● **EXERCISE OBJECTIVE**: Below are records. Count every line containing the word "systems" and give the number alone.

● **ENTRIES SUPPLIED**:
——————

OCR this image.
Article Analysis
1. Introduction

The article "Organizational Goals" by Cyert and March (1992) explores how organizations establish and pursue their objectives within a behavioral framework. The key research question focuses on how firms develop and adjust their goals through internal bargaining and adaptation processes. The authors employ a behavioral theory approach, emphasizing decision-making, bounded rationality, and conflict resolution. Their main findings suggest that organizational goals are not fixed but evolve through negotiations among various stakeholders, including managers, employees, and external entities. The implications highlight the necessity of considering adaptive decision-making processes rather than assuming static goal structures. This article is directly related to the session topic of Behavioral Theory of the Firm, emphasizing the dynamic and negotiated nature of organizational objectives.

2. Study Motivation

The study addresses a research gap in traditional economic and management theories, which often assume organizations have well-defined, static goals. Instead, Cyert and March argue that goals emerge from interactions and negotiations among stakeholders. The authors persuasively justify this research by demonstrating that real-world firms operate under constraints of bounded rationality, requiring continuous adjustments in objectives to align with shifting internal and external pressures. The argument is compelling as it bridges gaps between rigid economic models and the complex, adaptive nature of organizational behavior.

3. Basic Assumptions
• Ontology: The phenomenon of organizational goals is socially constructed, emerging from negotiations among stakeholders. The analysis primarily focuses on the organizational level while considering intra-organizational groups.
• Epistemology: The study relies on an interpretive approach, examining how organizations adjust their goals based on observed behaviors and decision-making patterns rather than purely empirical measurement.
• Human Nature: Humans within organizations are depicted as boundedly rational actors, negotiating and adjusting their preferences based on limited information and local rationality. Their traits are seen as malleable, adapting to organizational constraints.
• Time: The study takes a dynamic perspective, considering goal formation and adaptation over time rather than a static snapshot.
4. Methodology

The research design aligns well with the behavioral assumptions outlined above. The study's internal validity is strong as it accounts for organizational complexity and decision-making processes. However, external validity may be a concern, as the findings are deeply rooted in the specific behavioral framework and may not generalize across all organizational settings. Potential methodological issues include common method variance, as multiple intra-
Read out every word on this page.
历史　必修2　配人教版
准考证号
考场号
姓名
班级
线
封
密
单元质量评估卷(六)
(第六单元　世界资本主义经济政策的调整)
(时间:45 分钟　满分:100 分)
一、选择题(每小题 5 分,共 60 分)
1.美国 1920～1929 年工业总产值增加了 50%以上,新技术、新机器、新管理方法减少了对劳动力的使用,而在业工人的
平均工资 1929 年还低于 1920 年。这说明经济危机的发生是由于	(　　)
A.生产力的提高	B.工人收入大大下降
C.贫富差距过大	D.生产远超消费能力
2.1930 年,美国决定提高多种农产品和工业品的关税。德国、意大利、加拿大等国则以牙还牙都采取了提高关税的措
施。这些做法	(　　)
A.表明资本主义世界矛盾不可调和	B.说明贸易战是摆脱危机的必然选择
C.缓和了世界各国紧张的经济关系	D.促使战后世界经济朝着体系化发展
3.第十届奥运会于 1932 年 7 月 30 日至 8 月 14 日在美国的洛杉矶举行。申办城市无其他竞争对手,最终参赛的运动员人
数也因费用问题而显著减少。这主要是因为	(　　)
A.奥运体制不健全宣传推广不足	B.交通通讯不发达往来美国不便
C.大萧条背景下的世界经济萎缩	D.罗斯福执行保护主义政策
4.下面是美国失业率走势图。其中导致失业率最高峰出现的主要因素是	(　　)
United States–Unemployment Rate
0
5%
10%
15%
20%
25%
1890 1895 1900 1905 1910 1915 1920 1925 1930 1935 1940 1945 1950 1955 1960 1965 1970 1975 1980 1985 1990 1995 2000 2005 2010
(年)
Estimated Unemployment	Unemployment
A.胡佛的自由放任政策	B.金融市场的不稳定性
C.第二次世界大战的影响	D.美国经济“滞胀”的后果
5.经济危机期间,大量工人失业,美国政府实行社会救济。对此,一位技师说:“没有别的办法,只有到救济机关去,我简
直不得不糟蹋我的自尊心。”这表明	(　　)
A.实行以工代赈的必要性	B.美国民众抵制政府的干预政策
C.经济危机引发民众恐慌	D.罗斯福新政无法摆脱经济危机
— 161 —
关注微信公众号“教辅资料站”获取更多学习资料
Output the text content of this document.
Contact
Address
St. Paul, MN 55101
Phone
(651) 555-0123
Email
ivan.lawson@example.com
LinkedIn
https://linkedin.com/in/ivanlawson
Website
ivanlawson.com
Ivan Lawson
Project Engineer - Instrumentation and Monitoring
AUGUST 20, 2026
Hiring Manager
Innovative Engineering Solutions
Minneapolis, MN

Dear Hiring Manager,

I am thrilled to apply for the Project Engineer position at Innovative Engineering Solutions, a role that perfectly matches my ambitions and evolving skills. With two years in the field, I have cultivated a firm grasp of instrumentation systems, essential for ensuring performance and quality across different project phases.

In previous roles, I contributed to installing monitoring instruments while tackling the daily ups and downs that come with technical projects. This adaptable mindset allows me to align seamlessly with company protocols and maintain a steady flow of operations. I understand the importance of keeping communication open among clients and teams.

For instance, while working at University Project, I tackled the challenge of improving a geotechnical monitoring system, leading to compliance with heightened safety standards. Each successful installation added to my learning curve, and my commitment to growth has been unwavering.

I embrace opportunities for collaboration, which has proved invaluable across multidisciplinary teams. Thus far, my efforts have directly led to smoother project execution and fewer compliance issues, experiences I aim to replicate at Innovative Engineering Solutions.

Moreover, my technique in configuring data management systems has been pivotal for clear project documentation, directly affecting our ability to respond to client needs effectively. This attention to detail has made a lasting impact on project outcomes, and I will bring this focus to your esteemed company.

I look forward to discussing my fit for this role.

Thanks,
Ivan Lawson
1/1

——————

● **THE REPLY**: 2